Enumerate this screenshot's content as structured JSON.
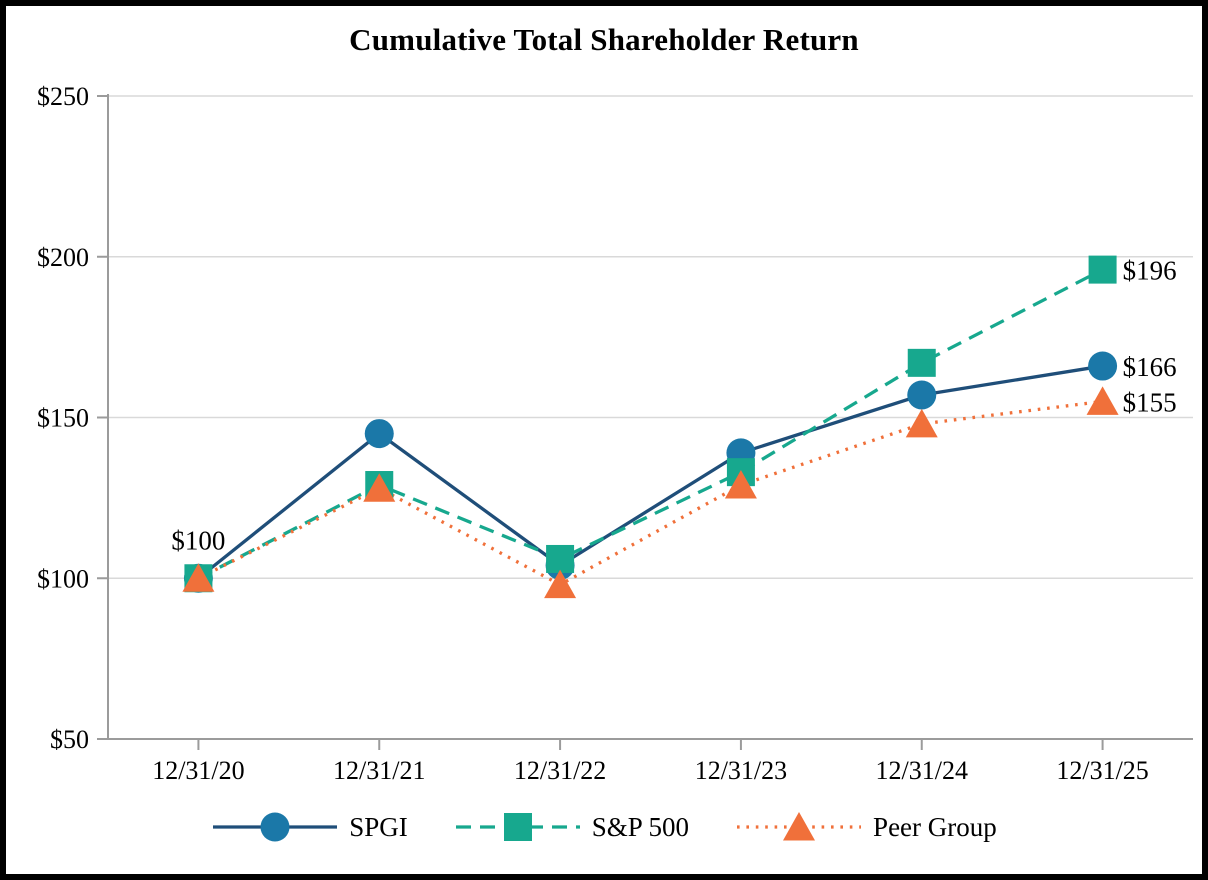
{
  "chart_data": {
    "type": "line",
    "title": "Cumulative Total Shareholder Return",
    "categories": [
      "12/31/20",
      "12/31/21",
      "12/31/22",
      "12/31/23",
      "12/31/24",
      "12/31/25"
    ],
    "series": [
      {
        "name": "SPGI",
        "values": [
          100,
          145,
          104,
          139,
          157,
          166
        ],
        "line_color": "#1F4E79",
        "marker_color": "#1B78A8",
        "marker": "circle",
        "line_style": "solid"
      },
      {
        "name": "S&P 500",
        "values": [
          100,
          129,
          106,
          133,
          167,
          196
        ],
        "line_color": "#17A88E",
        "marker_color": "#17A88E",
        "marker": "square",
        "line_style": "dashed"
      },
      {
        "name": "Peer Group",
        "values": [
          100,
          128,
          98,
          129,
          148,
          155
        ],
        "line_color": "#F0703A",
        "marker_color": "#F0703A",
        "marker": "triangle",
        "line_style": "dotted"
      }
    ],
    "ylim": [
      50,
      250
    ],
    "yticks": [
      250,
      200,
      150,
      100,
      50
    ],
    "ytick_prefix": "$",
    "grid": true,
    "gridline_color": "#D9D9D9",
    "axis_color": "#9B9B9B",
    "legend_position": "bottom",
    "annotations": [
      {
        "text": "$100",
        "series_index": 0,
        "point_index": 0,
        "placement": "above"
      },
      {
        "text": "$196",
        "series_index": 1,
        "point_index": 5,
        "placement": "right"
      },
      {
        "text": "$166",
        "series_index": 0,
        "point_index": 5,
        "placement": "right"
      },
      {
        "text": "$155",
        "series_index": 2,
        "point_index": 5,
        "placement": "right"
      }
    ]
  }
}
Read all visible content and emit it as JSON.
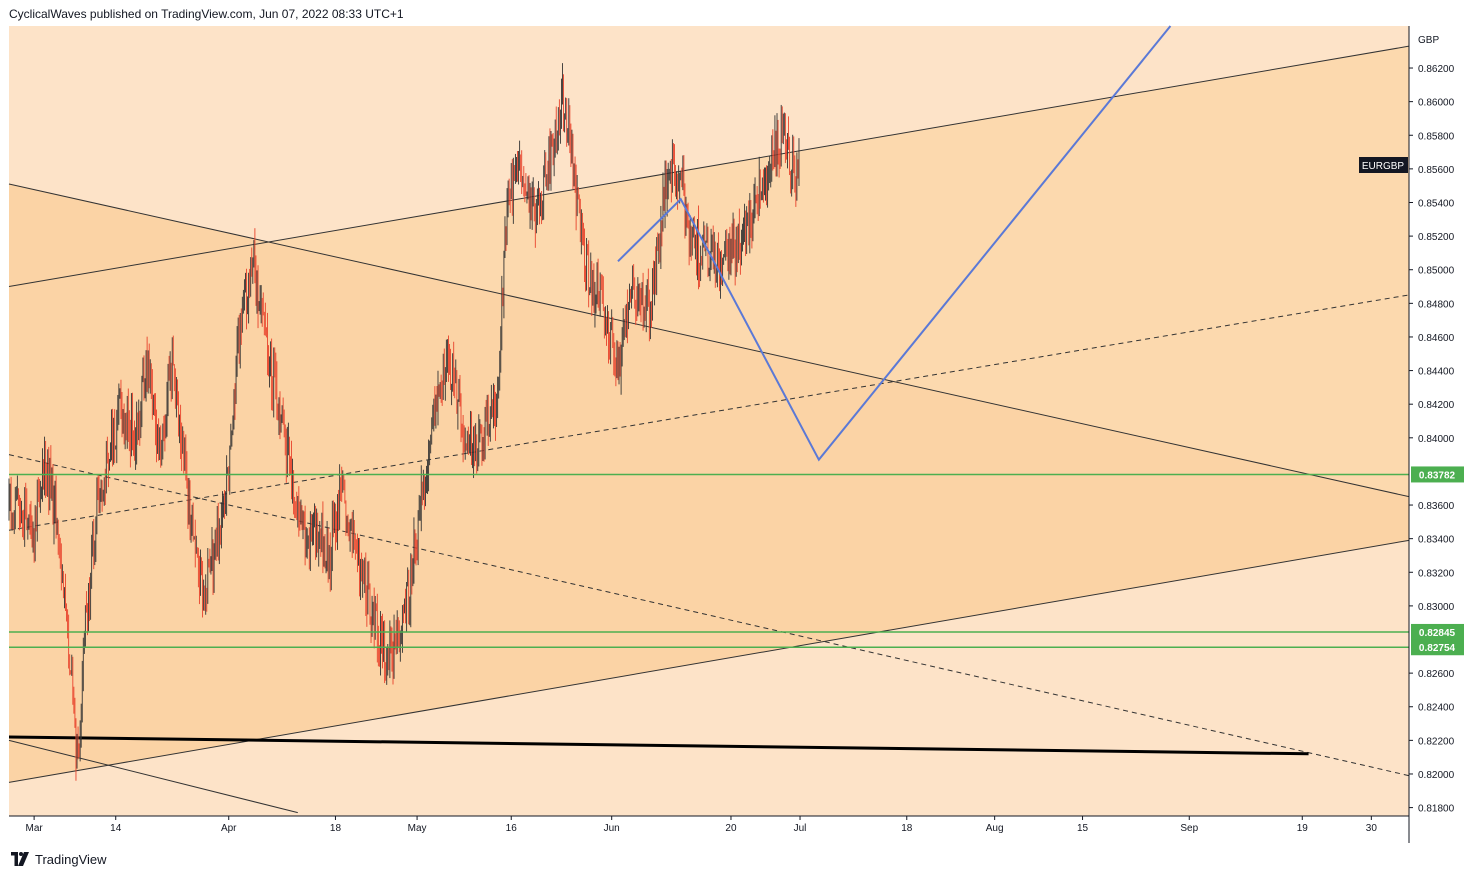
{
  "header": {
    "attribution": "CyclicalWaves published on TradingView.com, Jun 07, 2022 08:33 UTC+1"
  },
  "footer": {
    "brand": "TradingView",
    "logo_icon": "tradingview-logo-icon"
  },
  "colors": {
    "background_outer": "#fde3c8",
    "channel_fill": "#fcd9ae",
    "wedge_fill": "#fbd3a5",
    "candle_up": "#333333",
    "candle_down": "#e8432c",
    "forecast": "#5b79d6",
    "support_line": "#4caf50",
    "trendline": "#333333",
    "symbol_badge": "#131722"
  },
  "chart_data": {
    "type": "candlestick",
    "symbol": "EURGBP",
    "currency": "GBP",
    "ylim": [
      0.8175,
      0.8645
    ],
    "xlim": [
      "2022-02-25",
      "2022-10-06"
    ],
    "y_ticks": [
      "0.86200",
      "0.86000",
      "0.85800",
      "0.85600",
      "0.85400",
      "0.85200",
      "0.85000",
      "0.84800",
      "0.84600",
      "0.84400",
      "0.84200",
      "0.84000",
      "0.83600",
      "0.83400",
      "0.83200",
      "0.83000",
      "0.82600",
      "0.82400",
      "0.82200",
      "0.82000",
      "0.81800"
    ],
    "x_ticks": [
      {
        "label": "Mar",
        "date": "2022-03-01"
      },
      {
        "label": "14",
        "date": "2022-03-14"
      },
      {
        "label": "Apr",
        "date": "2022-04-01"
      },
      {
        "label": "18",
        "date": "2022-04-18"
      },
      {
        "label": "May",
        "date": "2022-05-01"
      },
      {
        "label": "16",
        "date": "2022-05-16"
      },
      {
        "label": "Jun",
        "date": "2022-06-01"
      },
      {
        "label": "20",
        "date": "2022-06-20"
      },
      {
        "label": "Jul",
        "date": "2022-07-01"
      },
      {
        "label": "18",
        "date": "2022-07-18"
      },
      {
        "label": "Aug",
        "date": "2022-08-01"
      },
      {
        "label": "15",
        "date": "2022-08-15"
      },
      {
        "label": "Sep",
        "date": "2022-09-01"
      },
      {
        "label": "19",
        "date": "2022-09-19"
      },
      {
        "label": "30",
        "date": "2022-09-30"
      }
    ],
    "price_badges": [
      {
        "label": "0.83782",
        "value": 0.83782
      },
      {
        "label": "0.82845",
        "value": 0.82845
      },
      {
        "label": "0.82754",
        "value": 0.82754
      }
    ],
    "close_path": [
      [
        "2022-02-25",
        0.836
      ],
      [
        "2022-03-01",
        0.835
      ],
      [
        "2022-03-03",
        0.8385
      ],
      [
        "2022-03-05",
        0.834
      ],
      [
        "2022-03-07",
        0.825
      ],
      [
        "2022-03-08",
        0.8205
      ],
      [
        "2022-03-09",
        0.828
      ],
      [
        "2022-03-11",
        0.836
      ],
      [
        "2022-03-13",
        0.8395
      ],
      [
        "2022-03-15",
        0.842
      ],
      [
        "2022-03-17",
        0.84
      ],
      [
        "2022-03-19",
        0.844
      ],
      [
        "2022-03-21",
        0.8395
      ],
      [
        "2022-03-23",
        0.844
      ],
      [
        "2022-03-25",
        0.838
      ],
      [
        "2022-03-27",
        0.832
      ],
      [
        "2022-03-28",
        0.8305
      ],
      [
        "2022-03-30",
        0.834
      ],
      [
        "2022-04-01",
        0.839
      ],
      [
        "2022-04-03",
        0.847
      ],
      [
        "2022-04-05",
        0.8505
      ],
      [
        "2022-04-07",
        0.845
      ],
      [
        "2022-04-09",
        0.842
      ],
      [
        "2022-04-11",
        0.838
      ],
      [
        "2022-04-13",
        0.834
      ],
      [
        "2022-04-15",
        0.835
      ],
      [
        "2022-04-17",
        0.833
      ],
      [
        "2022-04-19",
        0.837
      ],
      [
        "2022-04-21",
        0.834
      ],
      [
        "2022-04-23",
        0.831
      ],
      [
        "2022-04-25",
        0.828
      ],
      [
        "2022-04-26",
        0.827
      ],
      [
        "2022-04-28",
        0.8285
      ],
      [
        "2022-04-30",
        0.8315
      ],
      [
        "2022-05-02",
        0.837
      ],
      [
        "2022-05-04",
        0.842
      ],
      [
        "2022-05-06",
        0.845
      ],
      [
        "2022-05-08",
        0.841
      ],
      [
        "2022-05-10",
        0.839
      ],
      [
        "2022-05-12",
        0.84
      ],
      [
        "2022-05-14",
        0.843
      ],
      [
        "2022-05-15",
        0.852
      ],
      [
        "2022-05-16",
        0.855
      ],
      [
        "2022-05-18",
        0.856
      ],
      [
        "2022-05-20",
        0.853
      ],
      [
        "2022-05-22",
        0.8565
      ],
      [
        "2022-05-24",
        0.86
      ],
      [
        "2022-05-25",
        0.859
      ],
      [
        "2022-05-27",
        0.852
      ],
      [
        "2022-05-29",
        0.849
      ],
      [
        "2022-05-31",
        0.8475
      ],
      [
        "2022-06-02",
        0.844
      ],
      [
        "2022-06-04",
        0.849
      ],
      [
        "2022-06-06",
        0.848
      ],
      [
        "2022-06-07",
        0.8475
      ],
      [
        "2022-06-08",
        0.85
      ],
      [
        "2022-06-10",
        0.856
      ],
      [
        "2022-06-12",
        0.855
      ],
      [
        "2022-06-14",
        0.8515
      ],
      [
        "2022-06-16",
        0.851
      ],
      [
        "2022-06-18",
        0.85
      ],
      [
        "2022-06-20",
        0.851
      ],
      [
        "2022-06-22",
        0.852
      ],
      [
        "2022-06-24",
        0.8545
      ],
      [
        "2022-06-26",
        0.856
      ],
      [
        "2022-06-28",
        0.8575
      ],
      [
        "2022-06-30",
        0.856
      ],
      [
        "2022-07-01",
        0.8555
      ]
    ],
    "projection": [
      [
        "2022-06-02",
        0.8505
      ],
      [
        "2022-06-12",
        0.8542
      ],
      [
        "2022-07-04",
        0.8387
      ],
      [
        "2022-08-29",
        0.8645
      ]
    ],
    "trendlines": [
      {
        "style": "solid",
        "from": [
          "2022-02-25",
          0.849
        ],
        "to": [
          "2022-10-06",
          0.8633
        ]
      },
      {
        "style": "solid",
        "from": [
          "2022-02-25",
          0.8551
        ],
        "to": [
          "2022-10-06",
          0.8365
        ]
      },
      {
        "style": "solid",
        "from": [
          "2022-02-25",
          0.8195
        ],
        "to": [
          "2022-10-06",
          0.8339
        ]
      },
      {
        "style": "solid",
        "from": [
          "2022-02-25",
          0.822
        ],
        "to": [
          "2022-04-12",
          0.8177
        ]
      },
      {
        "style": "dashed",
        "from": [
          "2022-02-25",
          0.8345
        ],
        "to": [
          "2022-10-06",
          0.8485
        ]
      },
      {
        "style": "dashed",
        "from": [
          "2022-02-25",
          0.839
        ],
        "to": [
          "2022-10-06",
          0.8199
        ]
      },
      {
        "style": "bold",
        "from": [
          "2022-02-25",
          0.8222
        ],
        "to": [
          "2022-09-20",
          0.8212
        ]
      }
    ]
  }
}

Aim of the task:
In the entries above, locate every line with the word "JSON" and copy it.

Answer to the problem:
Enumerate this screenshot's content as structured JSON.
Read all visible content and emit it as JSON.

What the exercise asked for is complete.